**Stated goal 1**
Reproduce word for word the passage of the essay on Indigenous recognition in Taiwan that begins with "Unsettled Transitional Justices: Indigenous" and continues through "CC BY-SA 4.0.".

Unsettled Transitional Justices: Indigenous Sovereignty and the Limit of Democracy

Written by Yu Liang (Leeve Palrai).

Image credit: Night Festival of the Siraya people by SOTEKIZEN1982/ Wikimedia commons, License: CC BY-SA 4.0.

Indigenous people of Taiwan (Taiwan yuanzhumin) refers to Austronesian-speaking groups whose occupation of the island pre-dates waves of colonial powers of Spanish (1626–1642), the Dutch (1624–1662), the Chinese Zheng regime (1662–1683), Qing China (1683–1895), Imperial Japan (1895–1945), and the Republic of China regime (1949-present). While the category of “yuanzhumin” comprises two sub-categories directly following the considerably problematic Japanese colonial classification—mountain-dwelling (shandi) and plain-dwelling (pingdi)—the Pingpu groups, who also identify themselves as Indigenous to Taiwan, claim that their rights and history deserve to be recognised and legalised. The ambiguity of their identification lies in the historical account of modern Taiwan, where Indigenous people are either assimilated or barbarian. Thus, the Pingpu groups are considered assimilated, who now have no difference from the major Han population. This dominant historical narrative further claims that Pingpu groups naturally or even voluntarily became “Han” even though the assimilation is the result of the brutal settler colonisation since the Imperial Qing period

Against the Council of Indigenous Peoples’ constant denial of their legal identification, the Siraya people now turn to the Supreme Court to seek recognition through constitutional interpretation. The day before the final ruling of the Supreme Court pertaining to the constitutional recognition of the Siraya and other Pingpu groups as “Indigenous,” Wan Zheng-Xiong, the founder of the Siraya Cultural Association, once again demonstrated his unflinching will in an interview: “We Siraya people are indigenous. Therefore, it is the responsibility and obligation of the Taiwanese state to give back the identity and justice to us.” The ground-breaking ruling in the next day proved that Siraya and other Pingpu groups’ call had been heard– in the Mayor of Tainan City Huang Wei-Che’s words, a “belated justice” finally revealed for Siraya people. For Siraya people and other Pingpu groups, justice means having the right to claim their existence in Taiwan vis-à-vis the official historical account portraying them as “extinct” or “disappearing.” In other words, the justice Siraya people demand is not merely a reification of identification or status but a historical reckoning of personhood and identity.

**Record set**
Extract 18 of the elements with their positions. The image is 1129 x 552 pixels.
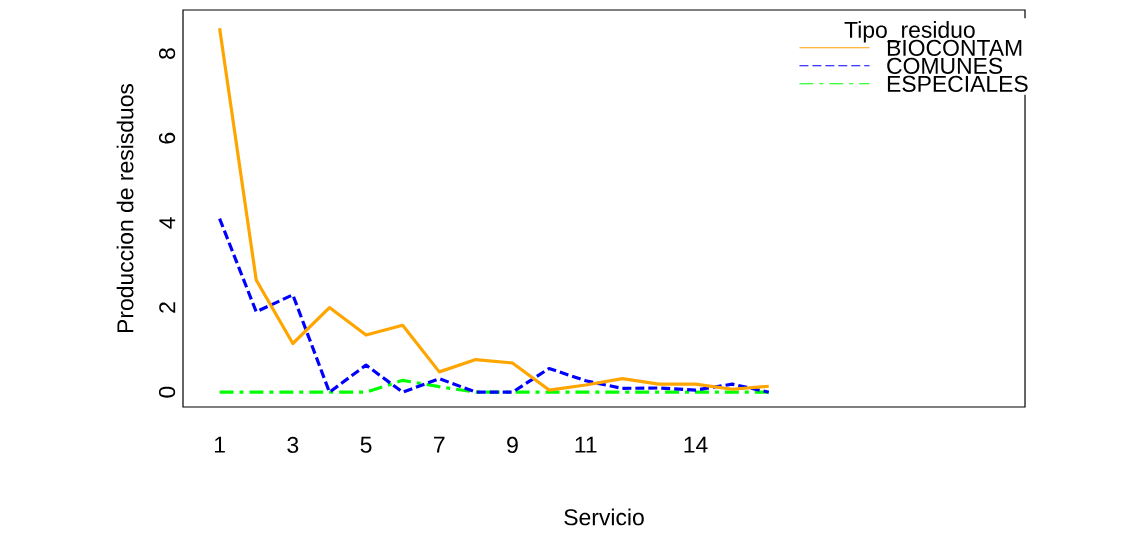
y-axis-title: Produccion de resisduos [116,83,134,333]
x-axis-title: Servicio [564,508,644,526]
x-tick-label: 11 [575,436,597,453]
y-tick-label: 4 [159,217,176,229]
line-series [218,217,771,394]
x-tick-label: 1 [214,436,225,453]
x-tick-label: 5 [360,436,372,453]
x-tick-label: 14 [684,436,708,453]
x-tick-label: 9 [507,436,518,454]
line-series [218,26,771,392]
y-tick-label: 0 [158,386,176,398]
legend-label: ESPECIALES [887,75,1028,92]
x-tick-label: 7 [434,436,445,453]
y-tick-label: 2 [159,302,176,313]
y-tick-label: 6 [158,132,176,144]
x-tick-label: 3 [287,436,299,454]
y-tick-label: 8 [158,48,176,59]
legend-label: COMUNES [887,57,1003,74]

**Stated goal 2**
Give the lines of the records as a JSON list of strings, one string per line and with blank lines left out, starting with the line that contains "y-axis-title: Produccion de" and continuing through the end of the records.

**Written solution 1**
Unsettled Transitional Justices: Indigenous Sovereignty and the Limit of Democracy

Written by Yu Liang (Leeve Palrai).

Image credit: Night Festival of the Siraya people by SOTEKIZEN1982/ Wikimedia commons, License: CC BY-SA 4.0.

**Written solution 2**
[
  "y-axis-title: Produccion de resisduos [116,83,134,333]",
  "x-axis-title: Servicio [564,508,644,526]",
  "x-tick-label: 11 [575,436,597,453]",
  "y-tick-label: 4 [159,217,176,229]",
  "line-series [218,217,771,394]",
  "x-tick-label: 1 [214,436,225,453]",
  "x-tick-label: 5 [360,436,372,453]",
  "x-tick-label: 14 [684,436,708,453]",
  "x-tick-label: 9 [507,436,518,454]",
  "line-series [218,26,771,392]",
  "y-tick-label: 0 [158,386,176,398]",
  "legend-label: ESPECIALES [887,75,1028,92]",
  "x-tick-label: 7 [434,436,445,453]",
  "y-tick-label: 2 [159,302,176,313]",
  "y-tick-label: 6 [158,132,176,144]",
  "x-tick-label: 3 [287,436,299,454]",
  "y-tick-label: 8 [158,48,176,59]",
  "legend-label: COMUNES [887,57,1003,74]"
]